> [Data for this exercise]
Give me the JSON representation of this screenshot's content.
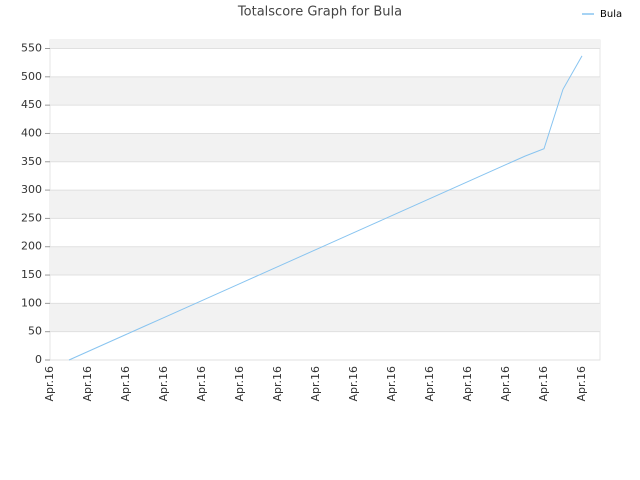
{
  "chart_data": {
    "type": "line",
    "title": "Totalscore Graph for Bula",
    "categories": [
      "Apr.16",
      null,
      "Apr.16",
      null,
      "Apr.16",
      null,
      "Apr.16",
      null,
      "Apr.16",
      null,
      "Apr.16",
      null,
      "Apr.16",
      null,
      "Apr.16",
      null,
      "Apr.16",
      null,
      "Apr.16",
      null,
      "Apr.16",
      null,
      "Apr.16",
      null,
      "Apr.16",
      null,
      "Apr.16",
      null,
      "Apr.16"
    ],
    "series": [
      {
        "name": "Bula",
        "color": "#88c4f0",
        "values": [
          null,
          0,
          15,
          30,
          45,
          60,
          75,
          90,
          105,
          120,
          135,
          150,
          165,
          180,
          195,
          210,
          225,
          240,
          255,
          270,
          285,
          300,
          315,
          330,
          345,
          360,
          373,
          478,
          537
        ]
      }
    ],
    "ylim": [
      0,
      565
    ],
    "yticks": [
      0,
      50,
      100,
      150,
      200,
      250,
      300,
      350,
      400,
      450,
      500,
      550
    ],
    "grid": true,
    "legend": "top-right"
  }
}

> [Problem details] Reproduce the material word for word. Any pictures should be left out of the copy.

> [The answer]
Give me the JSON representation of this screenshot's content.
{
  "chart_data": {
    "type": "line",
    "title": "Totalscore Graph for Bula",
    "categories": [
      "Apr.16",
      null,
      "Apr.16",
      null,
      "Apr.16",
      null,
      "Apr.16",
      null,
      "Apr.16",
      null,
      "Apr.16",
      null,
      "Apr.16",
      null,
      "Apr.16",
      null,
      "Apr.16",
      null,
      "Apr.16",
      null,
      "Apr.16",
      null,
      "Apr.16",
      null,
      "Apr.16",
      null,
      "Apr.16",
      null,
      "Apr.16"
    ],
    "series": [
      {
        "name": "Bula",
        "color": "#88c4f0",
        "values": [
          null,
          0,
          15,
          30,
          45,
          60,
          75,
          90,
          105,
          120,
          135,
          150,
          165,
          180,
          195,
          210,
          225,
          240,
          255,
          270,
          285,
          300,
          315,
          330,
          345,
          360,
          373,
          478,
          537
        ]
      }
    ],
    "ylim": [
      0,
      565
    ],
    "yticks": [
      0,
      50,
      100,
      150,
      200,
      250,
      300,
      350,
      400,
      450,
      500,
      550
    ],
    "grid": true,
    "legend": "top-right"
  }
}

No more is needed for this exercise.